REQUIREMENTS: Identify every line containing the word "Profile" and reproduce each one.

LISTING:
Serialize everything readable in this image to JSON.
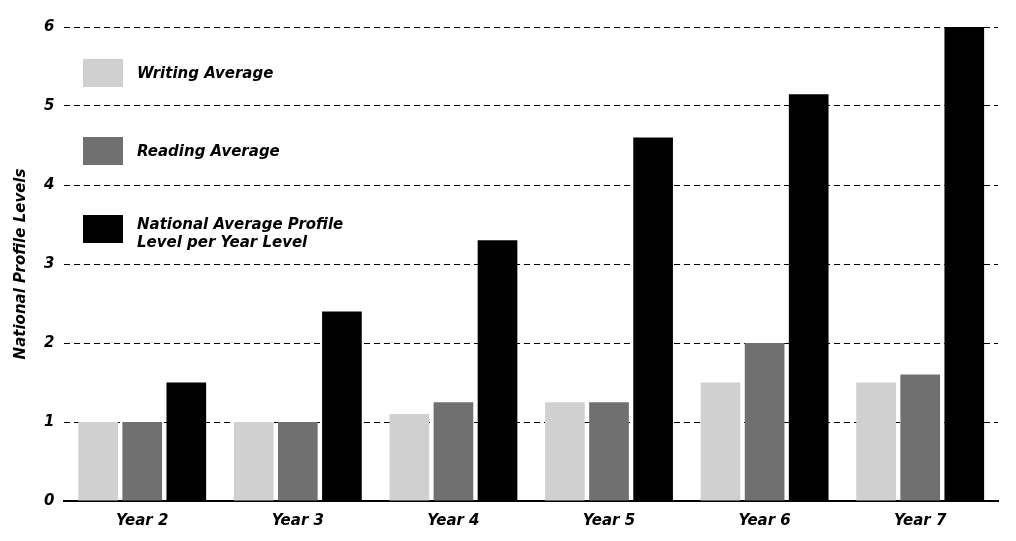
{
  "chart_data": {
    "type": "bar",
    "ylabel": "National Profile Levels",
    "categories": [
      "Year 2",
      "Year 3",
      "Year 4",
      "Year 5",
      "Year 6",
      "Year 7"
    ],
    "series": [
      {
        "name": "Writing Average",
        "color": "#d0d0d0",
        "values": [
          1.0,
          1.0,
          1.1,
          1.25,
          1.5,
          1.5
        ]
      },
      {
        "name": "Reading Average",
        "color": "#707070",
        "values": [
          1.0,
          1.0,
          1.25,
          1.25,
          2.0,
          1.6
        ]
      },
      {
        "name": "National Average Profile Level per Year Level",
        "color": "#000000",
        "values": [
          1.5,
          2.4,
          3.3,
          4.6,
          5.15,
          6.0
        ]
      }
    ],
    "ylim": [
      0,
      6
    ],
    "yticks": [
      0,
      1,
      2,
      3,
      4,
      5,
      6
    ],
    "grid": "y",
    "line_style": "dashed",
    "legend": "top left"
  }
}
...
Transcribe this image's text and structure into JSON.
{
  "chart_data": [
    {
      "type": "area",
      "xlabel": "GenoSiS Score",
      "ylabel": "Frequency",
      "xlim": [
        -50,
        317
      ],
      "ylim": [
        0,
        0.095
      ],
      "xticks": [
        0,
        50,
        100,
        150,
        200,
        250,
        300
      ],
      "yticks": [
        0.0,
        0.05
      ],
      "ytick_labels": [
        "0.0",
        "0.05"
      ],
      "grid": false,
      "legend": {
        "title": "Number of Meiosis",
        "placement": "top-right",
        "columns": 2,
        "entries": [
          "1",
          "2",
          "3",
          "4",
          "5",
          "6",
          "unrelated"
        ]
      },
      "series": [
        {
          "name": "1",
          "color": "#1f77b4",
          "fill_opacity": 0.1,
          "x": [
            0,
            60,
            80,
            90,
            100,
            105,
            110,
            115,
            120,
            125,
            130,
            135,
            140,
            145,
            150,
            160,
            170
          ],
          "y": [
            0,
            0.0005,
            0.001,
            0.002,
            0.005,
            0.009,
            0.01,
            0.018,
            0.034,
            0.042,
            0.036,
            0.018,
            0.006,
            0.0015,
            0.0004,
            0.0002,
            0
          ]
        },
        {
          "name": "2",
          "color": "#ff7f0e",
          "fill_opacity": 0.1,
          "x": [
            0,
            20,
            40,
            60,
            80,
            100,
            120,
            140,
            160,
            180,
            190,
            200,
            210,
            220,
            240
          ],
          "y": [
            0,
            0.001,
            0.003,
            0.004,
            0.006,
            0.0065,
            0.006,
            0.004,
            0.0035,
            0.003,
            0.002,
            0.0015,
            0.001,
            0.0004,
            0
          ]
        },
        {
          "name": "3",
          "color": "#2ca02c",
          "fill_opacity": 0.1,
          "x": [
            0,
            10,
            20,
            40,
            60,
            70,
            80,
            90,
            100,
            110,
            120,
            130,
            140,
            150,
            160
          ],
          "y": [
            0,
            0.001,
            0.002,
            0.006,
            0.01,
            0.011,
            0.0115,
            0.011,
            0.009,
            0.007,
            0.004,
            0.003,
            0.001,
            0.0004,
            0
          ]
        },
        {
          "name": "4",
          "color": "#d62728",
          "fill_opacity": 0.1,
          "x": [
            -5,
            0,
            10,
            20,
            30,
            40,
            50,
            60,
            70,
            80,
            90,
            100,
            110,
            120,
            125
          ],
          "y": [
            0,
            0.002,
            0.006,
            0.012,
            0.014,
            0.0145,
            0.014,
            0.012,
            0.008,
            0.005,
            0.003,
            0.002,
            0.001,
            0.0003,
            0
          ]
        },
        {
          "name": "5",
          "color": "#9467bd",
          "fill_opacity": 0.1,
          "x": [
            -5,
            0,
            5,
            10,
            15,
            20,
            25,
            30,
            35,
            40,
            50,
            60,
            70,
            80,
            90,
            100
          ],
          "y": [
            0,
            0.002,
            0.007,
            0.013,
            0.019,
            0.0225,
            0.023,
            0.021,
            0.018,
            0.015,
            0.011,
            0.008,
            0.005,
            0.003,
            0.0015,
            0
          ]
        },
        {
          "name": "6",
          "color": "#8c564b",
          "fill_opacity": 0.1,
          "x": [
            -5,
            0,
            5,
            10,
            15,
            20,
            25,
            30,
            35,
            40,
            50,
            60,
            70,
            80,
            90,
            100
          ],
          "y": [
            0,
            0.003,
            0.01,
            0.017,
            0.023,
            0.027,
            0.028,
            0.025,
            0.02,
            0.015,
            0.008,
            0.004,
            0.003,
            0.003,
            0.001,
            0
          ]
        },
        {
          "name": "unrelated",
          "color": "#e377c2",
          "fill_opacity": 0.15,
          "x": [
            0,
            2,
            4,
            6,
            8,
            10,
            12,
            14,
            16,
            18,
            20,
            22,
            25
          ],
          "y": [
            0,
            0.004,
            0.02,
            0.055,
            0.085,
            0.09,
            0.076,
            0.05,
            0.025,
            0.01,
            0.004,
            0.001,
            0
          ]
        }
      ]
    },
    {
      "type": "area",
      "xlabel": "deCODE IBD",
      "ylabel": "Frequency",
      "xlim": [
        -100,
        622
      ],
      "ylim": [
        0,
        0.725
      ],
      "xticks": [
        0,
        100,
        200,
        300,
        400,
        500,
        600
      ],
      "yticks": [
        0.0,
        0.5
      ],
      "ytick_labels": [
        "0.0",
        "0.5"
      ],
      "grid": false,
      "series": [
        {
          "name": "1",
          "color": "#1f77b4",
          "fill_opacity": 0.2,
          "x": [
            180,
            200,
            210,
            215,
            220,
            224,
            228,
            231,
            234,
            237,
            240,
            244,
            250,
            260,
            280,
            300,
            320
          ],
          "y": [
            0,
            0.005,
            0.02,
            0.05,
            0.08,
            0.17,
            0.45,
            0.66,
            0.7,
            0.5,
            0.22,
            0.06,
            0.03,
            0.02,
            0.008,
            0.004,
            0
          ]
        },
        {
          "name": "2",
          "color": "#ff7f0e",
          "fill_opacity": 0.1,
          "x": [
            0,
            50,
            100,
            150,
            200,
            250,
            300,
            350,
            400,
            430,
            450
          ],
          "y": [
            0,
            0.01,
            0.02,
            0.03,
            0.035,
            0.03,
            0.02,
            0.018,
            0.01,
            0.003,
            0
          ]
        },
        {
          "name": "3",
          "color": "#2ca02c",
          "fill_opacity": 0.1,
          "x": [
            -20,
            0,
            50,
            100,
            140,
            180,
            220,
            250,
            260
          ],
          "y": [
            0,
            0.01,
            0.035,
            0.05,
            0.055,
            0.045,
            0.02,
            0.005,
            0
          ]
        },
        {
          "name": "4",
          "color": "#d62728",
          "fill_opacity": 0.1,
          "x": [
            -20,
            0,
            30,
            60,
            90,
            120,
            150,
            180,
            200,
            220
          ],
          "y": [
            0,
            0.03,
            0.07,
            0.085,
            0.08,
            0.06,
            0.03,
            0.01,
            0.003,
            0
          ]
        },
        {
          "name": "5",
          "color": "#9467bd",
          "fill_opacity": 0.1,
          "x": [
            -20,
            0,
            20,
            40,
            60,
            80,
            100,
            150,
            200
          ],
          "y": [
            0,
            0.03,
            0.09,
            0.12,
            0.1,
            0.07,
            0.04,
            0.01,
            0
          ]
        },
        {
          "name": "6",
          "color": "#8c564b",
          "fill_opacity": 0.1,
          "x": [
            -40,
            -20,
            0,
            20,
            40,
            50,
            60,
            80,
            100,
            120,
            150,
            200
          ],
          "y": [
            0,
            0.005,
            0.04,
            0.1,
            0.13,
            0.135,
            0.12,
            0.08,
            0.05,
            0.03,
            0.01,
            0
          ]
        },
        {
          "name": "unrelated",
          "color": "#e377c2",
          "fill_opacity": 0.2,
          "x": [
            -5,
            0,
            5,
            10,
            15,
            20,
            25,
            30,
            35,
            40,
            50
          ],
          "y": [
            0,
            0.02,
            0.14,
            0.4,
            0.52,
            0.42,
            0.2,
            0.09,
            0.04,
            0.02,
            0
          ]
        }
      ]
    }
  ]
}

FULL OUTPUT:
    "ylabel": "National Profile Levels",
        "name": "National Average Profile Level per Year Level",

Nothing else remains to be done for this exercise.